Reading text -
“Why did you study theology?” It’s a question I get fairly often, especially from people who know me from work and are trying to square a career in marketing with years spent studying dusty old texts. College isn’t cheap, and the ROI on a theology degree—or a Master’s in Liberal Arts to make matters more dire—isn’t great.
I’ve toyed with different answers to that question over the years, all of which have a hint of truth but lack the full picture. The best I can come up with these days is that I spend my life in search of great conversations and compelling conversation partners. In theology, I’ve gotten to explore the biggest questions around a table crowded with conversation partners that stay with us in their words down through the centuries.
As is the case in many crowded conversations, there are endless side conversations and no shortage of interesting characters. Some you’ll jive with, others you’ll bristle at, many you’ll make small talk with and move on. Occasionally, though, you find a conversation partner that envelops your attention. One upon whose every word you hang.
Recently, I’ve come across such a figure in Nikolai Berdyaev.

(Collected data)
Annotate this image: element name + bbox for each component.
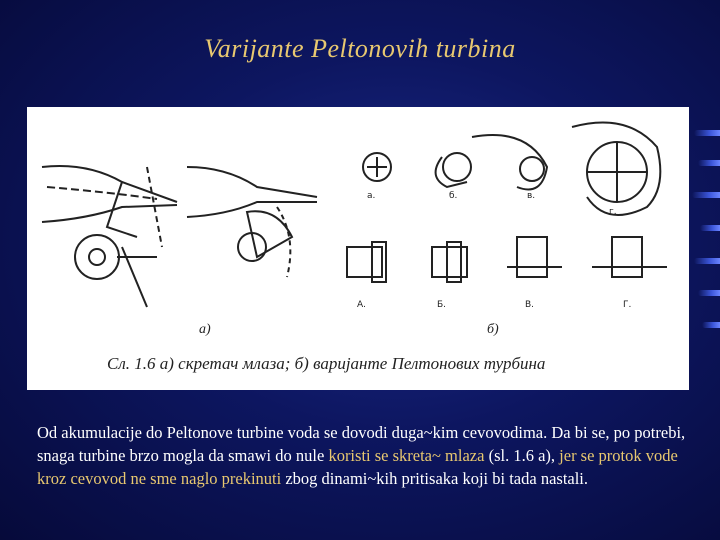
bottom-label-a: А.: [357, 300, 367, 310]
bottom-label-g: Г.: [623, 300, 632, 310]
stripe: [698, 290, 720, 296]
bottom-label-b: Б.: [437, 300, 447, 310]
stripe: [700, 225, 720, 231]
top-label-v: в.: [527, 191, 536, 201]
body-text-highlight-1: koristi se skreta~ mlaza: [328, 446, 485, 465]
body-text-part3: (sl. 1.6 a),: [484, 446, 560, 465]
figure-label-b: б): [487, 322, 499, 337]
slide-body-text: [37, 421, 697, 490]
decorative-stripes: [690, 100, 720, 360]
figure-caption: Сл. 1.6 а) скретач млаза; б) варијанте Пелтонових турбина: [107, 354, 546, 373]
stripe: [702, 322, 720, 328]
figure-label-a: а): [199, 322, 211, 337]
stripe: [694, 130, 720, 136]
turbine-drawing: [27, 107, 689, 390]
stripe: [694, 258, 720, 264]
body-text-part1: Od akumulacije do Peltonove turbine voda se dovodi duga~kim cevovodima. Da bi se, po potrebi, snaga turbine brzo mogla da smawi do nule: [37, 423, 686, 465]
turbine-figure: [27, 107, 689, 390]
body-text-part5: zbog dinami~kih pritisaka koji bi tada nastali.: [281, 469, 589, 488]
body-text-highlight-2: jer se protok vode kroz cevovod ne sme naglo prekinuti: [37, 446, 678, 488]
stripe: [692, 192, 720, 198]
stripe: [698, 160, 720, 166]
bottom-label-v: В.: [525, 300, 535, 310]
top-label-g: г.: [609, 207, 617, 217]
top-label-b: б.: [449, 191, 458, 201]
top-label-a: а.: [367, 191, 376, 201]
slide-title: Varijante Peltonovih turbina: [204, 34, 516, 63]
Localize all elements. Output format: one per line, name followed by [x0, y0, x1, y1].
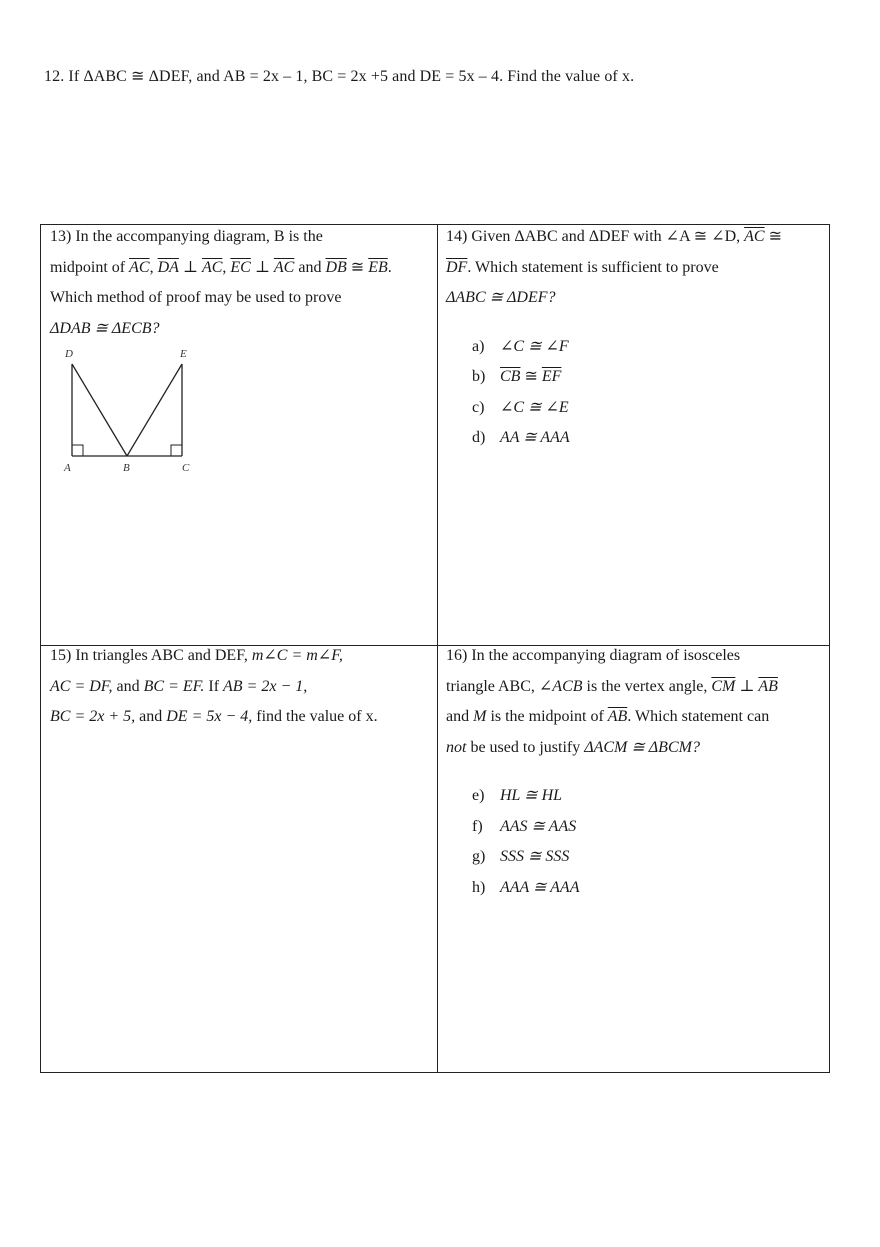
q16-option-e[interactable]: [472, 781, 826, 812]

Exercise aim -
Could you set down the entire essay on studying theology, word for word? You can set the rows aside; they play no part here.

The output -
“Why did you study theology?” It’s a question I get fairly often, especially from people who know me from work and are trying to square a career in marketing with years spent studying dusty old texts. College isn’t cheap, and the ROI on a theology degree—or a Master’s in Liberal Arts to make matters more dire—isn’t great.
I’ve toyed with different answers to that question over the years, all of which have a hint of truth but lack the full picture. The best I can come up with these days is that I spend my life in search of great conversations and compelling conversation partners. In theology, I’ve gotten to explore the biggest questions around a table crowded with conversation partners that stay with us in their words down through the centuries.
As is the case in many crowded conversations, there are endless side conversations and no shortage of interesting characters. Some you’ll jive with, others you’ll bristle at, many you’ll make small talk with and move on. Occasionally, though, you find a conversation partner that envelops your attention. One upon whose every word you hang.
Recently, I’ve come across such a figure in Nikolai Berdyaev.